> _REQUIRED WORK_
Determine how many lines below hold the string "section". Reply with the number alone.

--*--

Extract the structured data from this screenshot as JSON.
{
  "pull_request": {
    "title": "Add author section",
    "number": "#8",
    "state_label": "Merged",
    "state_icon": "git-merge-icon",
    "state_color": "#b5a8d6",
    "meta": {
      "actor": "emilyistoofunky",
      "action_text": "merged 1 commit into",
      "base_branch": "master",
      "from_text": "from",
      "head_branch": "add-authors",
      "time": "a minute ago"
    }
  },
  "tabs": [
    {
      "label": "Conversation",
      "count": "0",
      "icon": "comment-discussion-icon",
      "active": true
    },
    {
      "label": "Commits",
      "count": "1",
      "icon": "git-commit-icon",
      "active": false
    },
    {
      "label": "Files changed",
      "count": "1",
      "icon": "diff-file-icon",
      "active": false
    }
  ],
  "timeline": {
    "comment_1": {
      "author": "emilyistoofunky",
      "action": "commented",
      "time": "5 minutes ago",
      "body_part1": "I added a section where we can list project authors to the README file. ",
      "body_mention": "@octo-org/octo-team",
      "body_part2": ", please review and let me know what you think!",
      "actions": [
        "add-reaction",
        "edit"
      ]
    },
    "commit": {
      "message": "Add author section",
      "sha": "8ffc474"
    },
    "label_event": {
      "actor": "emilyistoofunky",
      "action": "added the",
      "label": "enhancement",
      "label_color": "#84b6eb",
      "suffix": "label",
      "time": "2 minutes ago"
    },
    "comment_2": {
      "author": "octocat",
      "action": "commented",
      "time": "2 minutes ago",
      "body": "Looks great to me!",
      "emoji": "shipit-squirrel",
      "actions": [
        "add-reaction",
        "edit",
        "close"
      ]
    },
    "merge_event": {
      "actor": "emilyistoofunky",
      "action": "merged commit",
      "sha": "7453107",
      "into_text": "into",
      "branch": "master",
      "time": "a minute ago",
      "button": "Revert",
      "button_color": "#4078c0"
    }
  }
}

--*--

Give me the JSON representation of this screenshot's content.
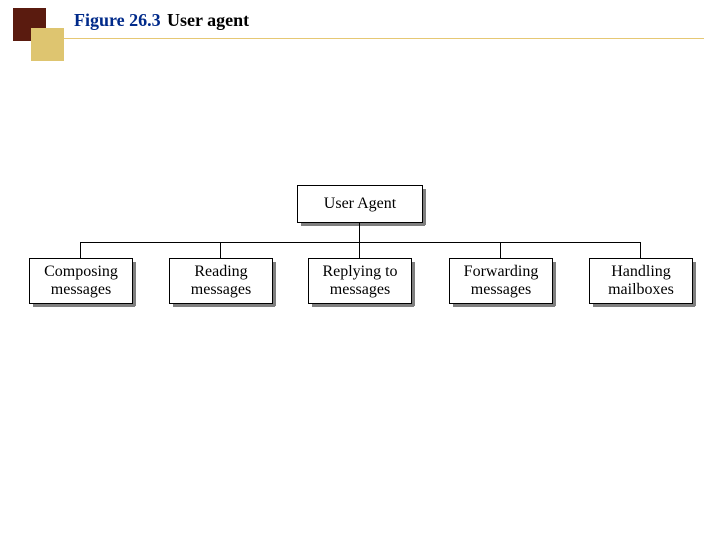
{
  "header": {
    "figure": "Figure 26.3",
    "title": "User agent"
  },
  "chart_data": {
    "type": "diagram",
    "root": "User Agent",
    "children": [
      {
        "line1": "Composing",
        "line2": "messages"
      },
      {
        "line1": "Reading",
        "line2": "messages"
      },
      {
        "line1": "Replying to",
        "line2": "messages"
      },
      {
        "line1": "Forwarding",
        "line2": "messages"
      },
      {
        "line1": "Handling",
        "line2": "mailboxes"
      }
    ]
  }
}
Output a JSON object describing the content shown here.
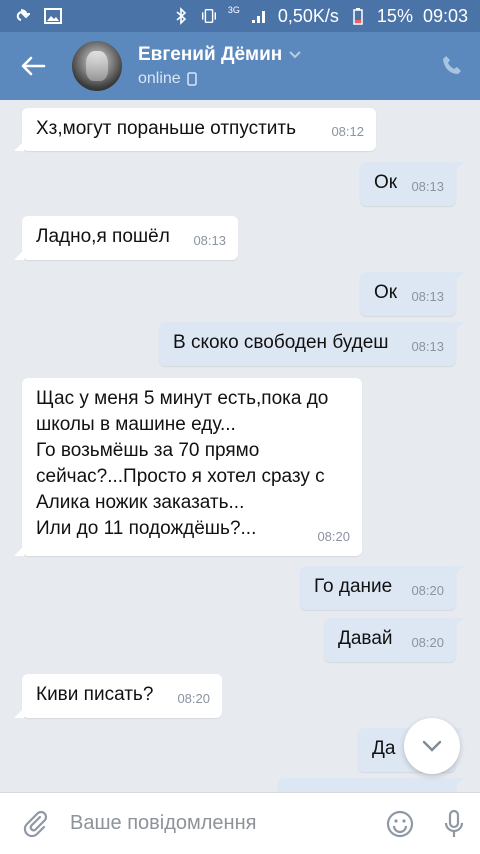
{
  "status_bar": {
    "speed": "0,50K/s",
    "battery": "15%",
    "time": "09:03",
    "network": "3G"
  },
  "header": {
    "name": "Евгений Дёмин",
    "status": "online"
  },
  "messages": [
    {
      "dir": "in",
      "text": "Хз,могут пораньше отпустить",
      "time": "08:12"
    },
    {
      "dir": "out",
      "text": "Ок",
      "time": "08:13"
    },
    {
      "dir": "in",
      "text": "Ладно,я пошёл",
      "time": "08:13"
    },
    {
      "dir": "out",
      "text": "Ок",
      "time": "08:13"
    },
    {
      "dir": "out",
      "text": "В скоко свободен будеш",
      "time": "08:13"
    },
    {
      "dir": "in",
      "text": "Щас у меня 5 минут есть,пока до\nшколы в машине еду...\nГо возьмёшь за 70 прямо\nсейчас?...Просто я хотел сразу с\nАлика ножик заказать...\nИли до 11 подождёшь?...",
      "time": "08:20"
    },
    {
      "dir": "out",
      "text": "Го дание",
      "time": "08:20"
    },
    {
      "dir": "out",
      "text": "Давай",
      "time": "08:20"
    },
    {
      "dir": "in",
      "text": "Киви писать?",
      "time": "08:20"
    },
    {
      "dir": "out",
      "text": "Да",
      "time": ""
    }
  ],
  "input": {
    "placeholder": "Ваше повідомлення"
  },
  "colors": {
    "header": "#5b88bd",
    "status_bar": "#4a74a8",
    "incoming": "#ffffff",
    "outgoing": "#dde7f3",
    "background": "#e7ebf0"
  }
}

--*--

> _CORRECT RESULT_
3